(Source data)
▬▬▬
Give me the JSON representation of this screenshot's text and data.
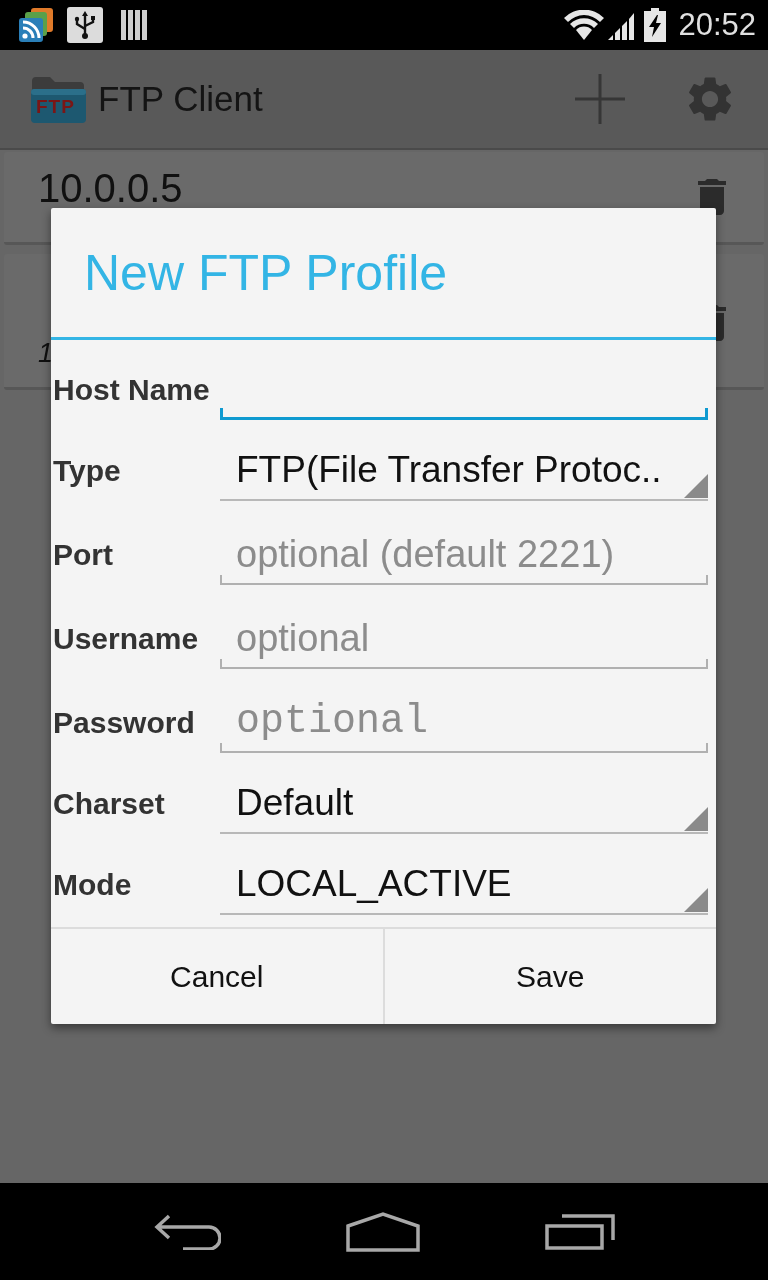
{
  "status_bar": {
    "time": "20:52"
  },
  "action_bar": {
    "logo_text": "FTP",
    "title": "FTP Client"
  },
  "profiles": [
    {
      "name": "10.0.0.5"
    },
    {
      "subtitle": "1"
    }
  ],
  "dialog": {
    "title": "New FTP Profile",
    "fields": [
      {
        "label": "Host Name",
        "kind": "text",
        "focused": true
      },
      {
        "label": "Type",
        "kind": "dropdown",
        "value": "FTP(File Transfer Protoc..",
        "focused": false
      },
      {
        "label": "Port",
        "kind": "text",
        "placeholder": "optional (default 2221)",
        "focused": false
      },
      {
        "label": "Username",
        "kind": "text",
        "placeholder": "optional",
        "focused": false
      },
      {
        "label": "Password",
        "kind": "password",
        "placeholder": "optional",
        "focused": false
      },
      {
        "label": "Charset",
        "kind": "dropdown",
        "value": "Default",
        "focused": false
      },
      {
        "label": "Mode",
        "kind": "dropdown",
        "value": "LOCAL_ACTIVE",
        "focused": false
      }
    ],
    "buttons": [
      {
        "label": "Cancel"
      },
      {
        "label": "Save"
      }
    ]
  }
}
▬▬▬
Copy every record above exactly, leaving out any pictures.

### Solution for this task
Give me the JSON representation of this screenshot's text and data.
{
  "status_bar": {
    "time": "20:52"
  },
  "action_bar": {
    "logo_text": "FTP",
    "title": "FTP Client"
  },
  "profiles": [
    {
      "name": "10.0.0.5"
    },
    {
      "subtitle": "1"
    }
  ],
  "dialog": {
    "title": "New FTP Profile",
    "fields": [
      {
        "label": "Host Name",
        "kind": "text",
        "focused": true
      },
      {
        "label": "Type",
        "kind": "dropdown",
        "value": "FTP(File Transfer Protoc..",
        "focused": false
      },
      {
        "label": "Port",
        "kind": "text",
        "placeholder": "optional (default 2221)",
        "focused": false
      },
      {
        "label": "Username",
        "kind": "text",
        "placeholder": "optional",
        "focused": false
      },
      {
        "label": "Password",
        "kind": "password",
        "placeholder": "optional",
        "focused": false
      },
      {
        "label": "Charset",
        "kind": "dropdown",
        "value": "Default",
        "focused": false
      },
      {
        "label": "Mode",
        "kind": "dropdown",
        "value": "LOCAL_ACTIVE",
        "focused": false
      }
    ],
    "buttons": [
      {
        "label": "Cancel"
      },
      {
        "label": "Save"
      }
    ]
  }
}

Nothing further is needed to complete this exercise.